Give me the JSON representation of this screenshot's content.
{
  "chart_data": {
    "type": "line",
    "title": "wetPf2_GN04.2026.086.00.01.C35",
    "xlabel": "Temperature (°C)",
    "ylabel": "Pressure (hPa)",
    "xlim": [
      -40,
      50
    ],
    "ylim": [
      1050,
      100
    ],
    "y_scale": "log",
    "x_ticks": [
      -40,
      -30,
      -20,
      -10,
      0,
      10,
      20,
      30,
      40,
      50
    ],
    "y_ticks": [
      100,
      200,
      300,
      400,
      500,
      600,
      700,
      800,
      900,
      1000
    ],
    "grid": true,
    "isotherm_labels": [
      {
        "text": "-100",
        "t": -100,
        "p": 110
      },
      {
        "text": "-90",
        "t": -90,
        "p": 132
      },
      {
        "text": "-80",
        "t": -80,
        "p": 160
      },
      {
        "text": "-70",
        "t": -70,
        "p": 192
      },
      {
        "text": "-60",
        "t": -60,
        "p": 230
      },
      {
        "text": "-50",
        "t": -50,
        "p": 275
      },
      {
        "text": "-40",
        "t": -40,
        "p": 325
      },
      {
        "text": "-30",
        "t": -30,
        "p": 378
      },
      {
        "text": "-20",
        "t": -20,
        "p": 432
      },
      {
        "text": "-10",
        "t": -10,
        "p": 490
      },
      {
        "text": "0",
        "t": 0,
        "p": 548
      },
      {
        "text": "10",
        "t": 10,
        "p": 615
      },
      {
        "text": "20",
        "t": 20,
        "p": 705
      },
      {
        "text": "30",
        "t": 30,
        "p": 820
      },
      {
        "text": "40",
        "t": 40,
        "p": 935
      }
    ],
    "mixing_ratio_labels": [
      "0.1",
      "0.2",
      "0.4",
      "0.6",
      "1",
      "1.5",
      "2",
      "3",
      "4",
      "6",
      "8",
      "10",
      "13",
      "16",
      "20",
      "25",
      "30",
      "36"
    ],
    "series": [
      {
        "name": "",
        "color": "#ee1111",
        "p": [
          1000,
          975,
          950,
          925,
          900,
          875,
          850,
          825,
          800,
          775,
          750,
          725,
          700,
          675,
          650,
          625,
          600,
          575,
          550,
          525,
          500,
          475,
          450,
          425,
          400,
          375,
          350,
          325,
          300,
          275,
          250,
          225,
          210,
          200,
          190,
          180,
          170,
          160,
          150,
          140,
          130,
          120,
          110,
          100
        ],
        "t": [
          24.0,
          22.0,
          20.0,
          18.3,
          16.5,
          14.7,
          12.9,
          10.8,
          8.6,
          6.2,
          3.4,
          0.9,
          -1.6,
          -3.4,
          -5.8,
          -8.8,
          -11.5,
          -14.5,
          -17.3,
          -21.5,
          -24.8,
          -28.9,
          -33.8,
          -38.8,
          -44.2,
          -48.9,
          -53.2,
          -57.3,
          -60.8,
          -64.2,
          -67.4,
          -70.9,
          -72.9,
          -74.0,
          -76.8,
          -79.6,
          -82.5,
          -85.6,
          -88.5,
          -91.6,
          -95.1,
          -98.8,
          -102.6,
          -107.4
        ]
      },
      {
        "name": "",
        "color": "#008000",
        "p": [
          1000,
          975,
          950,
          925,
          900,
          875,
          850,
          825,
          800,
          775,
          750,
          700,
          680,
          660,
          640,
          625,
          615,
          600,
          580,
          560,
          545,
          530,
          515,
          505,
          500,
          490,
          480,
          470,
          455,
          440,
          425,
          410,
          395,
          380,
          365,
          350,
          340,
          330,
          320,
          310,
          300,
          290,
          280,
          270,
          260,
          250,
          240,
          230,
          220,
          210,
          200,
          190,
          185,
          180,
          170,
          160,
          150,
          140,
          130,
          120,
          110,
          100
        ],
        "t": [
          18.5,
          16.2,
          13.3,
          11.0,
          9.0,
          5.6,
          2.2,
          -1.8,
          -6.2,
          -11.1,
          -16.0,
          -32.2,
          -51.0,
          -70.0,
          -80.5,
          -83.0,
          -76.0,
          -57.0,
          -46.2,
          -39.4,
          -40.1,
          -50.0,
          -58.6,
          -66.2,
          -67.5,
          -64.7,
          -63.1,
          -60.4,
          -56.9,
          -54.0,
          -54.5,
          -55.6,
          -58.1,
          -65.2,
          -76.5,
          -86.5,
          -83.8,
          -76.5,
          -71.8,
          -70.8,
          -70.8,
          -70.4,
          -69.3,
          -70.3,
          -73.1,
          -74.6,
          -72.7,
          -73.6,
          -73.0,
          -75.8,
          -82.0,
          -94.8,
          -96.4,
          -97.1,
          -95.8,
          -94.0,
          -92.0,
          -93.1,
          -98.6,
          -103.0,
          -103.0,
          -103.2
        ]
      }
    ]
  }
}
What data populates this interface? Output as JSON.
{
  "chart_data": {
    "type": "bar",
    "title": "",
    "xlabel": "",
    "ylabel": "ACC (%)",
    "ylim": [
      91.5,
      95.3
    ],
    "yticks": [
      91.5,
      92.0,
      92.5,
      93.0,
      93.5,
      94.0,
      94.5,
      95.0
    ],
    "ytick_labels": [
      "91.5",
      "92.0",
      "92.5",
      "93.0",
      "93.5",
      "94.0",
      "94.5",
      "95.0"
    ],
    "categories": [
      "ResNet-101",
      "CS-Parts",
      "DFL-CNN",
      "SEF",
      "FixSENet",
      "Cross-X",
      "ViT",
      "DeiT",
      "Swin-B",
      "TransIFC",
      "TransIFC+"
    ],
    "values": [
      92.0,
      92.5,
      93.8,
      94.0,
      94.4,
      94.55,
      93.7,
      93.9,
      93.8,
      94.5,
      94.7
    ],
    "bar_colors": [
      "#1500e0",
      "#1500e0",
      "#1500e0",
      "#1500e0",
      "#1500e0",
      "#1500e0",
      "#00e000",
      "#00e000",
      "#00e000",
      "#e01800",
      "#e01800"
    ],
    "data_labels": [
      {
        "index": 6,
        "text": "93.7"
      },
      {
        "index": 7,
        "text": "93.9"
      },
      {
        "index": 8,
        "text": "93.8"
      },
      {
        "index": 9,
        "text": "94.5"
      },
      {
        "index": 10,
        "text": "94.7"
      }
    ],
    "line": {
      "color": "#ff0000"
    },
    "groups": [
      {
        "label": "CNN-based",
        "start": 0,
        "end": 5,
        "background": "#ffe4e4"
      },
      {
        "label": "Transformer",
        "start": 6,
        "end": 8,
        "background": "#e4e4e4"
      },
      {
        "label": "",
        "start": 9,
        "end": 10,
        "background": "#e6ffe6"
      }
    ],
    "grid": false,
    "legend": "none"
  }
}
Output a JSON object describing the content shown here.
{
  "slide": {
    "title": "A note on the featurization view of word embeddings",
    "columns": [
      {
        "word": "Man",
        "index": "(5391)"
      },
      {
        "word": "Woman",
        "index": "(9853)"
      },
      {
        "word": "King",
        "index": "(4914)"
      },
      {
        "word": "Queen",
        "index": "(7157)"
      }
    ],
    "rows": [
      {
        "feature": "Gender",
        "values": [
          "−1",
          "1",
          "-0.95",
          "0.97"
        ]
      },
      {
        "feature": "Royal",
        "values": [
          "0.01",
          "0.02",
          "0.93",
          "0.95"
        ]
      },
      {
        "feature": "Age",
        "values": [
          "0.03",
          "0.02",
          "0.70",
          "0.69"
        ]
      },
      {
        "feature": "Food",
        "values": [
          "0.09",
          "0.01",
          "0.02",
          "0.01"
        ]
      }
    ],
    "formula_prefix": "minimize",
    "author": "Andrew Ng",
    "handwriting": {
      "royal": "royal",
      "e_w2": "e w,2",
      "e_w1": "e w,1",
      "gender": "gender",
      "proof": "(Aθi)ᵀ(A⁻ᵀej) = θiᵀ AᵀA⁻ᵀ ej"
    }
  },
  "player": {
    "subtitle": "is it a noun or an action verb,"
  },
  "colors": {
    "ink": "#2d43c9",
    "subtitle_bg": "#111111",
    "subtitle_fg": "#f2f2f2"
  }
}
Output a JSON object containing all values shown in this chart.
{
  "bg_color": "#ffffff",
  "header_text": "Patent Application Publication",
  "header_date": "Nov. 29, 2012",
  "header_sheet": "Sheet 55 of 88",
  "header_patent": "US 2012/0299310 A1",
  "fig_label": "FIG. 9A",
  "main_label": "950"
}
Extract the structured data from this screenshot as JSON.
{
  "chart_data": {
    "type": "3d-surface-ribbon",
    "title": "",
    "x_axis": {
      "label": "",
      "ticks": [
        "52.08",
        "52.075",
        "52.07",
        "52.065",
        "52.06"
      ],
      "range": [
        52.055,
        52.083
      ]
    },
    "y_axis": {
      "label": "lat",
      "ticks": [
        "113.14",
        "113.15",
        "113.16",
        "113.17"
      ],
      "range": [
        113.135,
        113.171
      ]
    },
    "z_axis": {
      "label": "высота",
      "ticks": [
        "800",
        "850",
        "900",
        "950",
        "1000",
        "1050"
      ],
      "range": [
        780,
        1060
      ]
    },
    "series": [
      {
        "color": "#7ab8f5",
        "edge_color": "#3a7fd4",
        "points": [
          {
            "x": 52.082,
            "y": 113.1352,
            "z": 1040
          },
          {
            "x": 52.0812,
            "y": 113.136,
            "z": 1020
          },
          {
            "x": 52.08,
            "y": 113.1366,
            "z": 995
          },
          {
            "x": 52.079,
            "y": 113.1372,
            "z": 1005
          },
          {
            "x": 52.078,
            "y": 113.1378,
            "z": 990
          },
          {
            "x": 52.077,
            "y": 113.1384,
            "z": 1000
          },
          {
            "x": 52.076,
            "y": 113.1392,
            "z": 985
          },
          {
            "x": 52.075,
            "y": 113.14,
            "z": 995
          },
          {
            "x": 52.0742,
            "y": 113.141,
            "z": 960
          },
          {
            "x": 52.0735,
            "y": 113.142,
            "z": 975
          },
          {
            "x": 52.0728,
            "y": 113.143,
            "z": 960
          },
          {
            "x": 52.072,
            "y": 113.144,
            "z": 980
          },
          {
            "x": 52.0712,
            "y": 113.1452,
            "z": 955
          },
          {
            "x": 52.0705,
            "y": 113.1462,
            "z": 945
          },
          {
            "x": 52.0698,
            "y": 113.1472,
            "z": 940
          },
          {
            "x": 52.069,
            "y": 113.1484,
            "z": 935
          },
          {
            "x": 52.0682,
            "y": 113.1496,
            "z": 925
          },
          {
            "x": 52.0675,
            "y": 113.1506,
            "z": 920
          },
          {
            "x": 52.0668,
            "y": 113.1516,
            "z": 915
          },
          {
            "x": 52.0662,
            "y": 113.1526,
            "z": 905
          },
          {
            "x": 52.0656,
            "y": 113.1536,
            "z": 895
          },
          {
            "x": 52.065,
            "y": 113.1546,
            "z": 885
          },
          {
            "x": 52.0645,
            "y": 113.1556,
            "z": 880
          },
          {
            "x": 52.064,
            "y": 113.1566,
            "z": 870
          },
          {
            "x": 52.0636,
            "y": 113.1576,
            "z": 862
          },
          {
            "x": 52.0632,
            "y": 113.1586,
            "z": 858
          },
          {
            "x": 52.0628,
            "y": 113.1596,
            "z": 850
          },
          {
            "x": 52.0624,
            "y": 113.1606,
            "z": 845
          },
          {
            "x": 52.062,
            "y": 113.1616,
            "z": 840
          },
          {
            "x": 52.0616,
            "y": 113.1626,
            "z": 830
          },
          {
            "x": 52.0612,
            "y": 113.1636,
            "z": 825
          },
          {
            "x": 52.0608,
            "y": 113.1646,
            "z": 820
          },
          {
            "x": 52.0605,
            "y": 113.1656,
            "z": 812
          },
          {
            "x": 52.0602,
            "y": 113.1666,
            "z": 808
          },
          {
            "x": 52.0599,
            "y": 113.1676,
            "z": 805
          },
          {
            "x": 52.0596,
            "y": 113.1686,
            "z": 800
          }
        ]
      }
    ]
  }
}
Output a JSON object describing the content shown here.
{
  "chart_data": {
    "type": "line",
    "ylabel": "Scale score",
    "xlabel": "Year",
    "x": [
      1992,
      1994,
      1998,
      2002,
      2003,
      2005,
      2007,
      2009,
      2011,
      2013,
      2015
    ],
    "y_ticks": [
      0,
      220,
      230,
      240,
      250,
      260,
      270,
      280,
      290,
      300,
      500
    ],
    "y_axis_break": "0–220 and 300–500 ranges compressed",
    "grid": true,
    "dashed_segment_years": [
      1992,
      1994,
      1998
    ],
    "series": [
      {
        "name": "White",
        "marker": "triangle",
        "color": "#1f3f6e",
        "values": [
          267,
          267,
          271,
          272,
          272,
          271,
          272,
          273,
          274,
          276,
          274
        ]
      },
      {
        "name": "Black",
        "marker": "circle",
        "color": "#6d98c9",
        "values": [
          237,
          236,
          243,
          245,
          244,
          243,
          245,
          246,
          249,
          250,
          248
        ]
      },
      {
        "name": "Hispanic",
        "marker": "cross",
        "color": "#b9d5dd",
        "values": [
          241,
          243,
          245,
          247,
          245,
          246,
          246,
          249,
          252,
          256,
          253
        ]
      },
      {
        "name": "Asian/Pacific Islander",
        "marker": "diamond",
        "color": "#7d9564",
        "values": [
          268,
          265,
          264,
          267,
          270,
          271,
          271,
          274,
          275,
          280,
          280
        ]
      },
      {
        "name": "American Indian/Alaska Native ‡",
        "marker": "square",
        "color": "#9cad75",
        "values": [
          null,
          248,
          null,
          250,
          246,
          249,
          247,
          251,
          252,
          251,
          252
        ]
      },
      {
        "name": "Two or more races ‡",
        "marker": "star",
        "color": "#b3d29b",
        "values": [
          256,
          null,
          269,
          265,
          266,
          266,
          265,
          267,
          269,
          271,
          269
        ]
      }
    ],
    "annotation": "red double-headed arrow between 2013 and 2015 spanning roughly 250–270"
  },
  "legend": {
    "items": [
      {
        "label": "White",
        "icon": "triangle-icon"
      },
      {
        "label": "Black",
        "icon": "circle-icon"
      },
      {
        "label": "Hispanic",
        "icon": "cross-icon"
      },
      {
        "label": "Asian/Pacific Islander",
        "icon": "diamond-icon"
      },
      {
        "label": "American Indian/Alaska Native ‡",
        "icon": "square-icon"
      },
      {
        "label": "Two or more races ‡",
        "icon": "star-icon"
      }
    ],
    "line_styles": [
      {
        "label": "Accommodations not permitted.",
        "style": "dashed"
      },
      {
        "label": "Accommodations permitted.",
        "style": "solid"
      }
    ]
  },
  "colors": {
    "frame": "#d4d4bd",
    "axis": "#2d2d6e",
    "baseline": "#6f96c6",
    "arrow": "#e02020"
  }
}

● ● ● ●

**PROBLEM STATEMENT:**
Which lines include the word "American"? List them all.

**TASK ANSWER:**
        "name": "American Indian/Alaska Native ‡",
        "label": "American Indian/Alaska Native ‡",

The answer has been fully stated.